**AUFGABENSTELLUNG:** Gib die Zeilen der Auflistung, beginnend mit der ersten und endend mit der Zeile, die „legend: técnica: Sanger (965, 706, 1005, 720)“ enthält, als JSON-Liste von Zeichenketten aus. Jede Zeile wird ein Eintrag, und Leerzeilen entfallen.

**EINTRÄGE:**
==========
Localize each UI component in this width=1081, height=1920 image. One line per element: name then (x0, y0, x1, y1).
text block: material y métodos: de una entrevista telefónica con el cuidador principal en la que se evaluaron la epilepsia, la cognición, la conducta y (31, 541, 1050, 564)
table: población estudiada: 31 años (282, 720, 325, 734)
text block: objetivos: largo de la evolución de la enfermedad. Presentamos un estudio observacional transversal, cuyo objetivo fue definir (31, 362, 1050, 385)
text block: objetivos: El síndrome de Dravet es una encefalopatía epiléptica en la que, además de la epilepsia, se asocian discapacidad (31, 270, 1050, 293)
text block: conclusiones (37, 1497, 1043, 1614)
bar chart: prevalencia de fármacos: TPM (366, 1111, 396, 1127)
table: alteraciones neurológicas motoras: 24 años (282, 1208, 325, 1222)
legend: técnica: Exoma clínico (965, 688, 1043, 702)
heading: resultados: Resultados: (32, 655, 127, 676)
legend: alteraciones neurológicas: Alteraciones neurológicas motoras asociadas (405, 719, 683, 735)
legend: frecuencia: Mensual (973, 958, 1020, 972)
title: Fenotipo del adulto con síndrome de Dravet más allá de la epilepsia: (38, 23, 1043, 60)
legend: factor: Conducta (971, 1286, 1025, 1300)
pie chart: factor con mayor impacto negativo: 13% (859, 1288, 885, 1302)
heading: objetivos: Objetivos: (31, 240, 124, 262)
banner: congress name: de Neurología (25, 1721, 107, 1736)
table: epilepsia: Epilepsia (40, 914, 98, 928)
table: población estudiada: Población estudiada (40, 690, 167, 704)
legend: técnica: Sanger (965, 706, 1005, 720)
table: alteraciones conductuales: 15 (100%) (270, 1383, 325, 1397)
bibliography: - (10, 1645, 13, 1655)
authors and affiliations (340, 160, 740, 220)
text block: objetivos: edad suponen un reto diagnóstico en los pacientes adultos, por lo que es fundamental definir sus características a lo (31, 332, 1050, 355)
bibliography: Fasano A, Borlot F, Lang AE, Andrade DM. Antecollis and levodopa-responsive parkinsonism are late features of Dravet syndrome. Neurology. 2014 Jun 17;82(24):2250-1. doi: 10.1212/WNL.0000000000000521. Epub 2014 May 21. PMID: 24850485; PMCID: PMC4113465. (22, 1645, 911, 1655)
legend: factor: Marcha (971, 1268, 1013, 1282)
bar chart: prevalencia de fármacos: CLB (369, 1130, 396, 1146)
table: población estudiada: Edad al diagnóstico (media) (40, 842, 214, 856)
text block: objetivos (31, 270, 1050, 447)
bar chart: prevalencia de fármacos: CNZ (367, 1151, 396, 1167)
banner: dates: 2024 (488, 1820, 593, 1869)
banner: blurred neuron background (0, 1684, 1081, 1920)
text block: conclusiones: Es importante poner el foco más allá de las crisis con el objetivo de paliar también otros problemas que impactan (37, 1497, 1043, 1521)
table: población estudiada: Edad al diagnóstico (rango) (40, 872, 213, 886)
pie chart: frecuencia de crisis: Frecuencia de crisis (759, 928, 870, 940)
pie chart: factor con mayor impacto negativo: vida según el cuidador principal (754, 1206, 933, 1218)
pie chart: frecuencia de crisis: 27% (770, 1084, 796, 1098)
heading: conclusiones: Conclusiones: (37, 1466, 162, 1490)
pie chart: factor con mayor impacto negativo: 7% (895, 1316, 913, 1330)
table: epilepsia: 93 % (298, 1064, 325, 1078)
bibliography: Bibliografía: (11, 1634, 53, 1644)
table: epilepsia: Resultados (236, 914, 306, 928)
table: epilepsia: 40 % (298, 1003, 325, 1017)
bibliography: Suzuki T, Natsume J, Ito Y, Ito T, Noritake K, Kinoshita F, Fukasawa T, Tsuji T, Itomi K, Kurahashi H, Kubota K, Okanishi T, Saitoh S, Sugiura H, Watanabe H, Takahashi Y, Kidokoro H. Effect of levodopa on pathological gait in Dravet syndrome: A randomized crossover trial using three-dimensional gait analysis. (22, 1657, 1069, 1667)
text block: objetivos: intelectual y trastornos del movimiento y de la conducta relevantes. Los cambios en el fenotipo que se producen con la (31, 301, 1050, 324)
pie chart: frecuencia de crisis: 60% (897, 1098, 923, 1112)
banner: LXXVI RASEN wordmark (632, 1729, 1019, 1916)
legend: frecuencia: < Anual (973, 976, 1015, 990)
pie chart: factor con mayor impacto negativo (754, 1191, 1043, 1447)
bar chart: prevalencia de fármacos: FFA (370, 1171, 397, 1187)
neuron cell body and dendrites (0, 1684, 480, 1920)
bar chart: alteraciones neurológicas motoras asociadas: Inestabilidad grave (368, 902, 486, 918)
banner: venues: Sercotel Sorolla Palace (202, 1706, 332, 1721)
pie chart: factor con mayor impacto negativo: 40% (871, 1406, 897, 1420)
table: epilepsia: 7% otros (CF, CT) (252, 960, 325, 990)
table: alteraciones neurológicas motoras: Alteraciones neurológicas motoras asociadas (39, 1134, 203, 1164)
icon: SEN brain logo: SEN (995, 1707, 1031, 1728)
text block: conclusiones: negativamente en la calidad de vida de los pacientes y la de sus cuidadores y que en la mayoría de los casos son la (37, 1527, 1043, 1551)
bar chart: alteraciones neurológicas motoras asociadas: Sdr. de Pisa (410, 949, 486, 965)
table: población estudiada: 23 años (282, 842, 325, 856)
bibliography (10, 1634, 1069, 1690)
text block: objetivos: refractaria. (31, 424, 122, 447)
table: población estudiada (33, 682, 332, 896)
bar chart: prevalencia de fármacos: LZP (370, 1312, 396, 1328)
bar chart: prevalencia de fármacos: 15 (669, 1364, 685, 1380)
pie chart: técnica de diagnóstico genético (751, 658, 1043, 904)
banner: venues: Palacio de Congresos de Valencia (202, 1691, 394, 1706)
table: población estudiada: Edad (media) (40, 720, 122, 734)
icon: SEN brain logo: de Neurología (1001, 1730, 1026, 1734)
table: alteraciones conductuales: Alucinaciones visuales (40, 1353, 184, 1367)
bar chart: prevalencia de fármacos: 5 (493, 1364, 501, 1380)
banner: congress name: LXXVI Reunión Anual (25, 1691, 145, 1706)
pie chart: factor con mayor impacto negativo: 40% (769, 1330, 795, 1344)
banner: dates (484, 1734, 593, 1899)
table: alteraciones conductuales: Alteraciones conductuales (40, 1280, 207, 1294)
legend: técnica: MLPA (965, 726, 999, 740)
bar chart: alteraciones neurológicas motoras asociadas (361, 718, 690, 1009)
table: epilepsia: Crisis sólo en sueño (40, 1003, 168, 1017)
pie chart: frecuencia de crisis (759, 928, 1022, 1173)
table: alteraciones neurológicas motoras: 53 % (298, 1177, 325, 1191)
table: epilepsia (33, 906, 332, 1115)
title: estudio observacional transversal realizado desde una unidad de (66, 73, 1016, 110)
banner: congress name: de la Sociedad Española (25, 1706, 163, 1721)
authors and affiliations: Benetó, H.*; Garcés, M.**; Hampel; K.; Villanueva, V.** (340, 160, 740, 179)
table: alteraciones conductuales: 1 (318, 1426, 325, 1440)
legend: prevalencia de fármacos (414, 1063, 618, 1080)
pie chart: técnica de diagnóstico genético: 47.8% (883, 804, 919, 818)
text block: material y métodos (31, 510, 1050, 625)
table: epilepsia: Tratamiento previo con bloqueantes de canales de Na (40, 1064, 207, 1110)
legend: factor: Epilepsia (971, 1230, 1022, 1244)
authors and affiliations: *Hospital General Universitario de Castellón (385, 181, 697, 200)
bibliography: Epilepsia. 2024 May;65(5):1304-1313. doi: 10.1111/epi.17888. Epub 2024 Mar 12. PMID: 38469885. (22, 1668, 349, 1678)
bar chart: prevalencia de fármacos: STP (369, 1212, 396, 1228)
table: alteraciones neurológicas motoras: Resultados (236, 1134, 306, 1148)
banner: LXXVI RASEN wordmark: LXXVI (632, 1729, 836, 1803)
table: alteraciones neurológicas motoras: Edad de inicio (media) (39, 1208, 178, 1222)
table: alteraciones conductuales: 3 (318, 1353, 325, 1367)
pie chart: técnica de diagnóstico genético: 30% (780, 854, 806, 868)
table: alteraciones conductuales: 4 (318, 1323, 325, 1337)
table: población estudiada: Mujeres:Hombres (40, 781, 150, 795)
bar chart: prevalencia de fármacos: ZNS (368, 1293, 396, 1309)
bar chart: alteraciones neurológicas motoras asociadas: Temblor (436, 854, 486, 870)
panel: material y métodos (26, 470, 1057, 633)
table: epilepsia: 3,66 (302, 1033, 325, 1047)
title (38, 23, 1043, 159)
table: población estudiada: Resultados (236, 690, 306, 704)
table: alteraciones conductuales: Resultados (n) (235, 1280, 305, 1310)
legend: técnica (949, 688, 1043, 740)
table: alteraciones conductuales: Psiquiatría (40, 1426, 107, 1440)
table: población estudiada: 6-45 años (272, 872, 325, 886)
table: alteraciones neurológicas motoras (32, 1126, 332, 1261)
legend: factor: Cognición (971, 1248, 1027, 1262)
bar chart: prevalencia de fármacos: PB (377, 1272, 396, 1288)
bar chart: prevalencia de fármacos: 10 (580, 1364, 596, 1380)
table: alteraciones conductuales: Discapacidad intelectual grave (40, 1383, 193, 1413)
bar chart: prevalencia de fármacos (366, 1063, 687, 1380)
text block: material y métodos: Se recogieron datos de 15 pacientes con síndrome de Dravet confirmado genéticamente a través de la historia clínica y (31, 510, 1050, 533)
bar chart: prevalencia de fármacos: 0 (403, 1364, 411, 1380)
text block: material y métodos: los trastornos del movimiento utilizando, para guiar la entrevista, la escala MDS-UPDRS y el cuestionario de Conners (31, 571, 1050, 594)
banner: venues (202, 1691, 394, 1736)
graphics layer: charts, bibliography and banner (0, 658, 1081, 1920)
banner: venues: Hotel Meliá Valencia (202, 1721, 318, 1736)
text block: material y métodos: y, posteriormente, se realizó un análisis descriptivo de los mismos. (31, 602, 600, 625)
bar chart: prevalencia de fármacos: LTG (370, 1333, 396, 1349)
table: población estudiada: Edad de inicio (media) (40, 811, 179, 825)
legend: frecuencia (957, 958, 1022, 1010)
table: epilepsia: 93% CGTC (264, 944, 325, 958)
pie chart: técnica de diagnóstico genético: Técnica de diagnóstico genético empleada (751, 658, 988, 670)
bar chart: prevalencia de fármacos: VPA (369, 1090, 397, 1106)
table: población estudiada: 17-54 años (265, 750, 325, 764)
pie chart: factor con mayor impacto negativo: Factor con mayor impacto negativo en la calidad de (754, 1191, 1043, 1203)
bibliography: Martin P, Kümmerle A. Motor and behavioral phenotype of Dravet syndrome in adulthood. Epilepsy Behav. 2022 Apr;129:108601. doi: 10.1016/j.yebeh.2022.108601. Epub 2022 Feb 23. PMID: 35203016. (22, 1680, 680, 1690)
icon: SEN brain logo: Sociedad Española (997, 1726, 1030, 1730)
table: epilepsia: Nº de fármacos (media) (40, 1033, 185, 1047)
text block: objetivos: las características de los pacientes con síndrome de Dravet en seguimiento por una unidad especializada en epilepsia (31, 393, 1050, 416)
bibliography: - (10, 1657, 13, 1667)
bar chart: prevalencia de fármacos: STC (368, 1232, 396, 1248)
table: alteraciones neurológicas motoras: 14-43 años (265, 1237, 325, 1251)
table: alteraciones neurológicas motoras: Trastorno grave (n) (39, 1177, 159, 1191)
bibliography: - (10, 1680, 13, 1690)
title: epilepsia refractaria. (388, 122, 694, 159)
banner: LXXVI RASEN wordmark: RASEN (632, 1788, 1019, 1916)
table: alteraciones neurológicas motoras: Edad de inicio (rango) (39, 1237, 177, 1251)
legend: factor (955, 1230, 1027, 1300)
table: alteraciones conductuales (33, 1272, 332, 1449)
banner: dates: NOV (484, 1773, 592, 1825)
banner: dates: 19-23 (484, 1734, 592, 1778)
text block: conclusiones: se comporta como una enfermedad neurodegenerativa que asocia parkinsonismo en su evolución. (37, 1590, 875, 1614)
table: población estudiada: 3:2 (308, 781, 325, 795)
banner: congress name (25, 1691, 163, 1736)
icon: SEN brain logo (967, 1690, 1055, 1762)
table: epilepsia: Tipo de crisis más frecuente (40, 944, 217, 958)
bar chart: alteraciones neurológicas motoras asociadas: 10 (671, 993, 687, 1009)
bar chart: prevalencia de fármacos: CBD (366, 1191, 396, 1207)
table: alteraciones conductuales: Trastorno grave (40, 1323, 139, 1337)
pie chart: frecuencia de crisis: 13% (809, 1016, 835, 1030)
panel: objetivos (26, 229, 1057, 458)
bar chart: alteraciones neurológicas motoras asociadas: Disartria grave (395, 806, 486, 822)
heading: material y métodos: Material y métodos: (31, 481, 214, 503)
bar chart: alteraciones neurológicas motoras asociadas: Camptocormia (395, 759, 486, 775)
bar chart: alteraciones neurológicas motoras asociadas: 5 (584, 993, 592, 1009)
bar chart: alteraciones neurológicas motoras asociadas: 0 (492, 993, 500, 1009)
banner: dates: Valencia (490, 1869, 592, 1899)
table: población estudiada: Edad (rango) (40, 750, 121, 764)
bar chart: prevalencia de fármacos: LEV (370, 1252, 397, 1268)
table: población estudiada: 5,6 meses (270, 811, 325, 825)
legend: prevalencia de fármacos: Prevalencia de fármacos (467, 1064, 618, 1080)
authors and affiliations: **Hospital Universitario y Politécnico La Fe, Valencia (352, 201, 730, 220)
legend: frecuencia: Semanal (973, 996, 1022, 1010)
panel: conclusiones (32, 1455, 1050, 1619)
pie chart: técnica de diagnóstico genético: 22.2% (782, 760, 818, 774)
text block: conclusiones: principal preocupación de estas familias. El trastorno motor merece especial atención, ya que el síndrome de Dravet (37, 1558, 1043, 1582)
==========
**GELÖSTE AUFGABE:**
[
  "Localize each UI component in this width=1081, height=1920 image. One line per element: name then (x0, y0, x1, y1).",
  "text block: material y métodos: de una entrevista telefónica con el cuidador principal en la que se evaluaron la epilepsia, la cognición, la conducta y (31, 541, 1050, 564)",
  "table: población estudiada: 31 años (282, 720, 325, 734)",
  "text block: objetivos: largo de la evolución de la enfermedad. Presentamos un estudio observacional transversal, cuyo objetivo fue definir (31, 362, 1050, 385)",
  "text block: objetivos: El síndrome de Dravet es una encefalopatía epiléptica en la que, además de la epilepsia, se asocian discapacidad (31, 270, 1050, 293)",
  "text block: conclusiones (37, 1497, 1043, 1614)",
  "bar chart: prevalencia de fármacos: TPM (366, 1111, 396, 1127)",
  "table: alteraciones neurológicas motoras: 24 años (282, 1208, 325, 1222)",
  "legend: técnica: Exoma clínico (965, 688, 1043, 702)",
  "heading: resultados: Resultados: (32, 655, 127, 676)",
  "legend: alteraciones neurológicas: Alteraciones neurológicas motoras asociadas (405, 719, 683, 735)",
  "legend: frecuencia: Mensual (973, 958, 1020, 972)",
  "title: Fenotipo del adulto con síndrome de Dravet más allá de la epilepsia: (38, 23, 1043, 60)",
  "legend: factor: Conducta (971, 1286, 1025, 1300)",
  "pie chart: factor con mayor impacto negativo: 13% (859, 1288, 885, 1302)",
  "heading: objetivos: Objetivos: (31, 240, 124, 262)",
  "banner: congress name: de Neurología (25, 1721, 107, 1736)",
  "table: epilepsia: Epilepsia (40, 914, 98, 928)",
  "table: población estudiada: Población estudiada (40, 690, 167, 704)",
  "legend: técnica: Sanger (965, 706, 1005, 720)"
]